The records below are to be quoted in full; please keep every word exact.
+ + + + +
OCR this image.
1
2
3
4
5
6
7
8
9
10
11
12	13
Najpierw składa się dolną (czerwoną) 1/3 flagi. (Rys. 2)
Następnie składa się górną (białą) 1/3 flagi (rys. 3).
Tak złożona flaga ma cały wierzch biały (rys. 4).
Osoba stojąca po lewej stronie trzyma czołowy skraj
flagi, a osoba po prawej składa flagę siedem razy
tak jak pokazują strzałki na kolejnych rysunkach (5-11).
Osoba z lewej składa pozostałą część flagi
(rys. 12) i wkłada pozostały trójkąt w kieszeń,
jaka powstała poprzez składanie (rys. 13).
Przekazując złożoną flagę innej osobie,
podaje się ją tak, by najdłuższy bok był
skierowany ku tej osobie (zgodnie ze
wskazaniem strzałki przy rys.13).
+ + + + +
_EXERCISE SOLUTION_
OCR this image.
1
2
3
4
5
6
7
8
9
10
11
12	13
Najpierw składa się dolną (czerwoną) 1/3 flagi. (Rys. 2)
Następnie składa się górną (białą) 1/3 flagi (rys. 3).
Tak złożona flaga ma cały wierzch biały (rys. 4).
Osoba stojąca po lewej stronie trzyma czołowy skraj
flagi, a osoba po prawej składa flagę siedem razy
tak jak pokazują strzałki na kolejnych rysunkach (5-11).
Osoba z lewej składa pozostałą część flagi
(rys. 12) i wkłada pozostały trójkąt w kieszeń,
jaka powstała poprzez składanie (rys. 13).
Przekazując złożoną flagę innej osobie,
podaje się ją tak, by najdłuższy bok był
skierowany ku tej osobie (zgodnie ze
wskazaniem strzałki przy rys.13).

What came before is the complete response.